◆ GOAL ◆
Will you write out all the entries below exactly?

┌─ INPUT DATA

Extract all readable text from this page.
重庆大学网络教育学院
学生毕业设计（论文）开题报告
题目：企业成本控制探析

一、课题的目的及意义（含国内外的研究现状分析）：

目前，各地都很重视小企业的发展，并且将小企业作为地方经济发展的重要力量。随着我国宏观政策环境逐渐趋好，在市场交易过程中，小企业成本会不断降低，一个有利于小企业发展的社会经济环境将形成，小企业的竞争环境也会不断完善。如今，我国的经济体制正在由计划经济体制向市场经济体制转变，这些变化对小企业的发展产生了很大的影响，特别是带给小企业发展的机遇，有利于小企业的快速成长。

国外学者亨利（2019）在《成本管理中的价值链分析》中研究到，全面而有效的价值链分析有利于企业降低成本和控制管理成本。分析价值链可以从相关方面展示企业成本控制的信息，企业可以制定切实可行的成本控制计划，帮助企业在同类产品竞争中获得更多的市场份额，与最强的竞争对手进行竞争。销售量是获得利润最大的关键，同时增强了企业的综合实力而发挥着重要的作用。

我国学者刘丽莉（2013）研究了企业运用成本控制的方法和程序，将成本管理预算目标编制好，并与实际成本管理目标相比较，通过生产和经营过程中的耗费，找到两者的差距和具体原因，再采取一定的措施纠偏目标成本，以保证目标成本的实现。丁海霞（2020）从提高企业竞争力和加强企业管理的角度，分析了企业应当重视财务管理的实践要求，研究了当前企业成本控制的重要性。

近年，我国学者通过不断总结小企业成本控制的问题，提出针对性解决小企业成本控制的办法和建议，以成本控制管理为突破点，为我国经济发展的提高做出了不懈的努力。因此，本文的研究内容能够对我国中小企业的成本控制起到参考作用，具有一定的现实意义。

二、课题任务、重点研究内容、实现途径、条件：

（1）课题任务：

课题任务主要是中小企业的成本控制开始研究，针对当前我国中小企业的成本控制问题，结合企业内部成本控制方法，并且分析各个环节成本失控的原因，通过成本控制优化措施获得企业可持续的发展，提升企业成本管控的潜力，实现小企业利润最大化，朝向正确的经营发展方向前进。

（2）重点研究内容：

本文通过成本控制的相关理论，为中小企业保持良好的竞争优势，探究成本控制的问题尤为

└─

◆ WORKED ANSWER ◆
Extract all readable text from this page.
重庆大学网络教育学院
学生毕业设计（论文）开题报告
题目：企业成本控制探析

一、课题的目的及意义（含国内外的研究现状分析）：

目前，各地都很重视小企业的发展，并且将小企业作为地方经济发展的重要力量。随着我国宏观政策环境逐渐趋好，在市场交易过程中，小企业成本会不断降低，一个有利于小企业发展的社会经济环境将形成，小企业的竞争环境也会不断完善。如今，我国的经济体制正在由计划经济体制向市场经济体制转变，这些变化对小企业的发展产生了很大的影响，特别是带给小企业发展的机遇，有利于小企业的快速成长。

国外学者亨利（2019）在《成本管理中的价值链分析》中研究到，全面而有效的价值链分析有利于企业降低成本和控制管理成本。分析价值链可以从相关方面展示企业成本控制的信息，企业可以制定切实可行的成本控制计划，帮助企业在同类产品竞争中获得更多的市场份额，与最强的竞争对手进行竞争。销售量是获得利润最大的关键，同时增强了企业的综合实力而发挥着重要的作用。

我国学者刘丽莉（2013）研究了企业运用成本控制的方法和程序，将成本管理预算目标编制好，并与实际成本管理目标相比较，通过生产和经营过程中的耗费，找到两者的差距和具体原因，再采取一定的措施纠偏目标成本，以保证目标成本的实现。丁海霞（2020）从提高企业竞争力和加强企业管理的角度，分析了企业应当重视财务管理的实践要求，研究了当前企业成本控制的重要性。

近年，我国学者通过不断总结小企业成本控制的问题，提出针对性解决小企业成本控制的办法和建议，以成本控制管理为突破点，为我国经济发展的提高做出了不懈的努力。因此，本文的研究内容能够对我国中小企业的成本控制起到参考作用，具有一定的现实意义。

二、课题任务、重点研究内容、实现途径、条件：

（1）课题任务：

课题任务主要是中小企业的成本控制开始研究，针对当前我国中小企业的成本控制问题，结合企业内部成本控制方法，并且分析各个环节成本失控的原因，通过成本控制优化措施获得企业可持续的发展，提升企业成本管控的潜力，实现小企业利润最大化，朝向正确的经营发展方向前进。

（2）重点研究内容：

本文通过成本控制的相关理论，为中小企业保持良好的竞争优势，探究成本控制的问题尤为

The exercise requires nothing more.